Repeat the listing below in full, exactly as it stands.

------------

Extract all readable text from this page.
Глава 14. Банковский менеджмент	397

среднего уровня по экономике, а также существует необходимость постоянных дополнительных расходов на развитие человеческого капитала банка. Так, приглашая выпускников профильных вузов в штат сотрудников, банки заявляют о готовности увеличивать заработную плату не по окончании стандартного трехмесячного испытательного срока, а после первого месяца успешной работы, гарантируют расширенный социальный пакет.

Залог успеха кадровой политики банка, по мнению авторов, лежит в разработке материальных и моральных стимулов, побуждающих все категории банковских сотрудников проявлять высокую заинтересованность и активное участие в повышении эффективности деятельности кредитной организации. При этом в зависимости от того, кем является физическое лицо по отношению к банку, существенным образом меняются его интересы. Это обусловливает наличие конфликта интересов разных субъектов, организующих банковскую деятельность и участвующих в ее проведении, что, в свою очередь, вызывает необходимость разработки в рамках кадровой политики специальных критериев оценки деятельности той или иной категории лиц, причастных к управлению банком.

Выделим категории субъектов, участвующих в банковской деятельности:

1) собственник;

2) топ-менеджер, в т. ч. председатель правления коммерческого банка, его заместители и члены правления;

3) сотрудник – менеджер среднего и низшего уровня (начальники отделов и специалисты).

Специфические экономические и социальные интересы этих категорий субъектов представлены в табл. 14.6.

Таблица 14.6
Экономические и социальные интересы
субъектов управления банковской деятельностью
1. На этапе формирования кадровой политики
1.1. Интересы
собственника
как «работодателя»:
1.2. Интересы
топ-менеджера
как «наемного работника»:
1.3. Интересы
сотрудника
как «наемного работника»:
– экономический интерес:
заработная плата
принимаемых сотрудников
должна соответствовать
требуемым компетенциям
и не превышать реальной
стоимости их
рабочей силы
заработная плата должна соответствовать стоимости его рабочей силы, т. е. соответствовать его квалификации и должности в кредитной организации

------------

◆ Correct output:
Extract all readable text from this page.
Глава 14. Банковский менеджмент	397

среднего уровня по экономике, а также существует необходимость постоянных дополнительных расходов на развитие человеческого капитала банка. Так, приглашая выпускников профильных вузов в штат сотрудников, банки заявляют о готовности увеличивать заработную плату не по окончании стандартного трехмесячного испытательного срока, а после первого месяца успешной работы, гарантируют расширенный социальный пакет.

Залог успеха кадровой политики банка, по мнению авторов, лежит в разработке материальных и моральных стимулов, побуждающих все категории банковских сотрудников проявлять высокую заинтересованность и активное участие в повышении эффективности деятельности кредитной организации. При этом в зависимости от того, кем является физическое лицо по отношению к банку, существенным образом меняются его интересы. Это обусловливает наличие конфликта интересов разных субъектов, организующих банковскую деятельность и участвующих в ее проведении, что, в свою очередь, вызывает необходимость разработки в рамках кадровой политики специальных критериев оценки деятельности той или иной категории лиц, причастных к управлению банком.

Выделим категории субъектов, участвующих в банковской деятельности:

1) собственник;

2) топ-менеджер, в т. ч. председатель правления коммерческого банка, его заместители и члены правления;

3) сотрудник – менеджер среднего и низшего уровня (начальники отделов и специалисты).

Специфические экономические и социальные интересы этих категорий субъектов представлены в табл. 14.6.

Таблица 14.6
Экономические и социальные интересы
субъектов управления банковской деятельностью
1. На этапе формирования кадровой политики
1.1. Интересы
собственника
как «работодателя»:
1.2. Интересы
топ-менеджера
как «наемного работника»:
1.3. Интересы
сотрудника
как «наемного работника»:
– экономический интерес:
заработная плата
принимаемых сотрудников
должна соответствовать
требуемым компетенциям
и не превышать реальной
стоимости их
рабочей силы
заработная плата должна соответствовать стоимости его рабочей силы, т. е. соответствовать его квалификации и должности в кредитной организации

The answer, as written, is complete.